[EXCERPTED RECORDS]:
*-*-*

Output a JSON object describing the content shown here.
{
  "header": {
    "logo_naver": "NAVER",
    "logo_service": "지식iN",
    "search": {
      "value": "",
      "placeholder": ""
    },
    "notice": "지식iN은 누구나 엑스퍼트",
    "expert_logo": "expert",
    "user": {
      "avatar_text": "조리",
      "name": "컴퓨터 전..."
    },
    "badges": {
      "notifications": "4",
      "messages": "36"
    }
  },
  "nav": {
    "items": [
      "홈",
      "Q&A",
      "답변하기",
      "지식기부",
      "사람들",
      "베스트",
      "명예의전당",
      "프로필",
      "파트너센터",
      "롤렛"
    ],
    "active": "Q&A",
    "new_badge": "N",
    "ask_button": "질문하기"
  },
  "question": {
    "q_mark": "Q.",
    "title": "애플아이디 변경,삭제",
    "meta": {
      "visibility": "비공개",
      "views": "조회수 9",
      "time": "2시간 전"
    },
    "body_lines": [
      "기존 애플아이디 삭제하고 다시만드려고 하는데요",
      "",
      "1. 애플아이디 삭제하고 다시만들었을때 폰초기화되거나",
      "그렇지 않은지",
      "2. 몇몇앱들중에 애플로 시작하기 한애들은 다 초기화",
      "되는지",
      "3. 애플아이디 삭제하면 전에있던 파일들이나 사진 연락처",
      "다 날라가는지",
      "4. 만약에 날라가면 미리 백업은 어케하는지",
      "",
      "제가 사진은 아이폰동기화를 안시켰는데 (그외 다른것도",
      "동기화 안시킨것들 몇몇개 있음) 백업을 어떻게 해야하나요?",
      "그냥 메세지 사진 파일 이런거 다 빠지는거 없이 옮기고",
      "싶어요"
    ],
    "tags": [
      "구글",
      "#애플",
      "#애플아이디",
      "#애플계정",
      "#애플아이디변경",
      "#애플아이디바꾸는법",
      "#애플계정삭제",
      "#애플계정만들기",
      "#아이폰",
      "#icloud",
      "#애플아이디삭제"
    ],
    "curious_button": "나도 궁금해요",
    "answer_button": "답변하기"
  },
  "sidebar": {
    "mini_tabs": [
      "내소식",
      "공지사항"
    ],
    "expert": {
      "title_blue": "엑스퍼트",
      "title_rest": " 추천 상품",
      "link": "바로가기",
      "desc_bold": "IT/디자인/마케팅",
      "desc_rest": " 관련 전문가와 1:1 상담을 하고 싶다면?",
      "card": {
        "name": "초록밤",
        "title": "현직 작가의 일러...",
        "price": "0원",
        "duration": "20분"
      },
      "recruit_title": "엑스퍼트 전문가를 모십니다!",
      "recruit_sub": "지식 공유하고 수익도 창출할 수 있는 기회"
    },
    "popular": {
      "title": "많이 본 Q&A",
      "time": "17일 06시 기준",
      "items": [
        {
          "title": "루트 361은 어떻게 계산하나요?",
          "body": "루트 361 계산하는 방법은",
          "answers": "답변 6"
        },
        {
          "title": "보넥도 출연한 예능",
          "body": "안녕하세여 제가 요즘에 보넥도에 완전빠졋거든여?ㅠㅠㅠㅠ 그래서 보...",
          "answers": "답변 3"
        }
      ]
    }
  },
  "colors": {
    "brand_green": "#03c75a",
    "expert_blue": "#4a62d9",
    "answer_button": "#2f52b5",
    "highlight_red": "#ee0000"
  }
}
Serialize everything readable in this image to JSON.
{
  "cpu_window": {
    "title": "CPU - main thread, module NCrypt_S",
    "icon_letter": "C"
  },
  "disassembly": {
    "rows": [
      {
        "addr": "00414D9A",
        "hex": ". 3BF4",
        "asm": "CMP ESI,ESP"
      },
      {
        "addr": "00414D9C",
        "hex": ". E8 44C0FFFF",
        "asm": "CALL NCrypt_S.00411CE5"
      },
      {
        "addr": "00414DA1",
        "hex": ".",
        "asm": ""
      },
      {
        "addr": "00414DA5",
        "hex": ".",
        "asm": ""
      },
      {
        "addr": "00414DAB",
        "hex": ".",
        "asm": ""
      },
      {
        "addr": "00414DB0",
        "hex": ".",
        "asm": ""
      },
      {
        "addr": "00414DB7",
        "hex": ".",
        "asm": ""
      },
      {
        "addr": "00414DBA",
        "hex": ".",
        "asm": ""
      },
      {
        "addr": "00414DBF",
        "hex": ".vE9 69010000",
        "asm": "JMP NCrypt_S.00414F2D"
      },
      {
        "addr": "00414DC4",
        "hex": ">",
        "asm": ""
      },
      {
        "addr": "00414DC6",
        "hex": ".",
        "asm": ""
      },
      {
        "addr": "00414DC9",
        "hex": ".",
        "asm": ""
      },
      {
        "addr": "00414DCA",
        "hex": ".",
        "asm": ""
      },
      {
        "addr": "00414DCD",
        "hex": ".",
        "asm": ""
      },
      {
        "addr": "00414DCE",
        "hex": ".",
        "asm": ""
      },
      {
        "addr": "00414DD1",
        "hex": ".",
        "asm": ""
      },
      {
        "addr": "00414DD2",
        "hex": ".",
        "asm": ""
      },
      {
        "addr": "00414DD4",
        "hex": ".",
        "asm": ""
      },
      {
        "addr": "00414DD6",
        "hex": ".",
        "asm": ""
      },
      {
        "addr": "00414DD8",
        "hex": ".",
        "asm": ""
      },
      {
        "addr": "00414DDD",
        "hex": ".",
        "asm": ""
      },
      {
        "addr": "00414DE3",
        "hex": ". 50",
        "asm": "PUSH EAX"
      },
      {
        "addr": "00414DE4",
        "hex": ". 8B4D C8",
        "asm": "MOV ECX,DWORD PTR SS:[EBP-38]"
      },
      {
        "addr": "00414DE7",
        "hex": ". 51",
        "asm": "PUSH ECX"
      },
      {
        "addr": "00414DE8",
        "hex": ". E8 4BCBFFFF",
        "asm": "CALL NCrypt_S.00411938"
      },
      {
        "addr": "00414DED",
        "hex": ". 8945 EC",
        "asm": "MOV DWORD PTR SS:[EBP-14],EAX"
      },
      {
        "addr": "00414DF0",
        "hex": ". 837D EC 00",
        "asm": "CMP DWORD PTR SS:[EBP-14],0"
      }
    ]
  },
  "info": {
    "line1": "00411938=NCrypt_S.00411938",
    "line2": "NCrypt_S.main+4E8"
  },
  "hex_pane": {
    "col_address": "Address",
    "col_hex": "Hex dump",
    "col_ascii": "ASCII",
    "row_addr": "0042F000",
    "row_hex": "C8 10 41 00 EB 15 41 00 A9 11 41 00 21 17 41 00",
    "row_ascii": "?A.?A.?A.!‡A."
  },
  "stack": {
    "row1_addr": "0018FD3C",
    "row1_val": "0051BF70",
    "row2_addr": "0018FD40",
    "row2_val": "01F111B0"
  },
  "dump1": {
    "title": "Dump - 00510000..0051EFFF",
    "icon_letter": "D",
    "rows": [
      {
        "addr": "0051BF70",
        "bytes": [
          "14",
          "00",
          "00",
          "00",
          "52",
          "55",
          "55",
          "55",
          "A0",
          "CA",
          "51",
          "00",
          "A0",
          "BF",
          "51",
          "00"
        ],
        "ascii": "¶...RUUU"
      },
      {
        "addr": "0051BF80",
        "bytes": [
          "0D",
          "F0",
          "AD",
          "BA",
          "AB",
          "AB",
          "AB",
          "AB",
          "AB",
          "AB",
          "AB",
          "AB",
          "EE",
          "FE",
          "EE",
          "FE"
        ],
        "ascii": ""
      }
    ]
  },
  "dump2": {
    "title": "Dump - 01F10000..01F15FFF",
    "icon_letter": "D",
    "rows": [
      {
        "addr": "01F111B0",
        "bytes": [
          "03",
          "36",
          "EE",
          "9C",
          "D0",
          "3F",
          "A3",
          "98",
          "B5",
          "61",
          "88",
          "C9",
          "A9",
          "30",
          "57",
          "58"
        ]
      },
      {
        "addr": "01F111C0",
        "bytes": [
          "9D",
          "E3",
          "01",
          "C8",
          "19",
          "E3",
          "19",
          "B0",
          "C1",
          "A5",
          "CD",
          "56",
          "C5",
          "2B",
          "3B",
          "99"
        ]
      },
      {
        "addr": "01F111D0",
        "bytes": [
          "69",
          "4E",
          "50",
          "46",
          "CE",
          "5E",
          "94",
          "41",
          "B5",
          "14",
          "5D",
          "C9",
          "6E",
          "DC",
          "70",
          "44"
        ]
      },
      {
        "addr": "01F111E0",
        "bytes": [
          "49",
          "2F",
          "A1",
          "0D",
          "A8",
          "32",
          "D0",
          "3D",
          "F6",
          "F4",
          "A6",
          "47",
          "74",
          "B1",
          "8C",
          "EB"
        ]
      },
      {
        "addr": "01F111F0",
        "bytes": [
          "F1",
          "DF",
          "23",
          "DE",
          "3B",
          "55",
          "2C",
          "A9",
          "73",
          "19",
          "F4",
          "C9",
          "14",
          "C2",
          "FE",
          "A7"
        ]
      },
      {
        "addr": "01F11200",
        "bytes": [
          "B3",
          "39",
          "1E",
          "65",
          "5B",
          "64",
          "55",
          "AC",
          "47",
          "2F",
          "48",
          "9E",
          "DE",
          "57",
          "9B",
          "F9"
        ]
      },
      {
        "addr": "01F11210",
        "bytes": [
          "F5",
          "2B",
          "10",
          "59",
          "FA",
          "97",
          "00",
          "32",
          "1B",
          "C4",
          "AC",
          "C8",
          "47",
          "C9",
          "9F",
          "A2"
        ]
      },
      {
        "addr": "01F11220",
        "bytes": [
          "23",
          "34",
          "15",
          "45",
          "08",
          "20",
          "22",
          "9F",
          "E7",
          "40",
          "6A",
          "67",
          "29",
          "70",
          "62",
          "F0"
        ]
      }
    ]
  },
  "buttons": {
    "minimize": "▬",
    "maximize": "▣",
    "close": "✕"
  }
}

*-*-*

Give the number of lines containing the word "main". No other answer is needed.

2